WORK TO COMPLETE> In full and without alteration, give the listing again.
^^^^^^^^^^^^^^^^
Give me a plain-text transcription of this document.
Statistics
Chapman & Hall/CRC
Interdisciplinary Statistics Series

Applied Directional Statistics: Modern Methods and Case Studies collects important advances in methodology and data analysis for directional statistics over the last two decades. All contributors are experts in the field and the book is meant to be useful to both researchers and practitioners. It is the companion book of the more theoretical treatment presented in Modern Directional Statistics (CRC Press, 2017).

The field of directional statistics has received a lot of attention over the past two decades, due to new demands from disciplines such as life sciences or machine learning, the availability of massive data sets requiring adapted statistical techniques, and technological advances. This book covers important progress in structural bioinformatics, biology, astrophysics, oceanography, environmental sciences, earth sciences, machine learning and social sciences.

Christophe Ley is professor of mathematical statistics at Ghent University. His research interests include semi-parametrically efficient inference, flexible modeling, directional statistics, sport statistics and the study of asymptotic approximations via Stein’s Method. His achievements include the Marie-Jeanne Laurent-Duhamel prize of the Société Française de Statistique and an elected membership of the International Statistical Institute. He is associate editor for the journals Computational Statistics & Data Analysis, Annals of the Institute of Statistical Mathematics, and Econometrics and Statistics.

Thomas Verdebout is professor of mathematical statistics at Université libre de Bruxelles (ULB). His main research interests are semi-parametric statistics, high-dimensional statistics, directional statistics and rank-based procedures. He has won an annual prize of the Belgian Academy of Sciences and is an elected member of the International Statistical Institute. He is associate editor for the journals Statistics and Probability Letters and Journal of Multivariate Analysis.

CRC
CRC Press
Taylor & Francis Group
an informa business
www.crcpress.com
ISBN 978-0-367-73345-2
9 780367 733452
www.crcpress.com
^^^^^^^^^^^^^^^^
SOLUTION FOR THIS TASK>
Give me a plain-text transcription of this document.
Statistics
Chapman & Hall/CRC
Interdisciplinary Statistics Series

Applied Directional Statistics: Modern Methods and Case Studies collects important advances in methodology and data analysis for directional statistics over the last two decades. All contributors are experts in the field and the book is meant to be useful to both researchers and practitioners. It is the companion book of the more theoretical treatment presented in Modern Directional Statistics (CRC Press, 2017).

The field of directional statistics has received a lot of attention over the past two decades, due to new demands from disciplines such as life sciences or machine learning, the availability of massive data sets requiring adapted statistical techniques, and technological advances. This book covers important progress in structural bioinformatics, biology, astrophysics, oceanography, environmental sciences, earth sciences, machine learning and social sciences.

Christophe Ley is professor of mathematical statistics at Ghent University. His research interests include semi-parametrically efficient inference, flexible modeling, directional statistics, sport statistics and the study of asymptotic approximations via Stein’s Method. His achievements include the Marie-Jeanne Laurent-Duhamel prize of the Société Française de Statistique and an elected membership of the International Statistical Institute. He is associate editor for the journals Computational Statistics & Data Analysis, Annals of the Institute of Statistical Mathematics, and Econometrics and Statistics.

Thomas Verdebout is professor of mathematical statistics at Université libre de Bruxelles (ULB). His main research interests are semi-parametric statistics, high-dimensional statistics, directional statistics and rank-based procedures. He has won an annual prize of the Belgian Academy of Sciences and is an elected member of the International Statistical Institute. He is associate editor for the journals Statistics and Probability Letters and Journal of Multivariate Analysis.

CRC
CRC Press
Taylor & Francis Group
an informa business
www.crcpress.com
ISBN 978-0-367-73345-2
9 780367 733452
www.crcpress.com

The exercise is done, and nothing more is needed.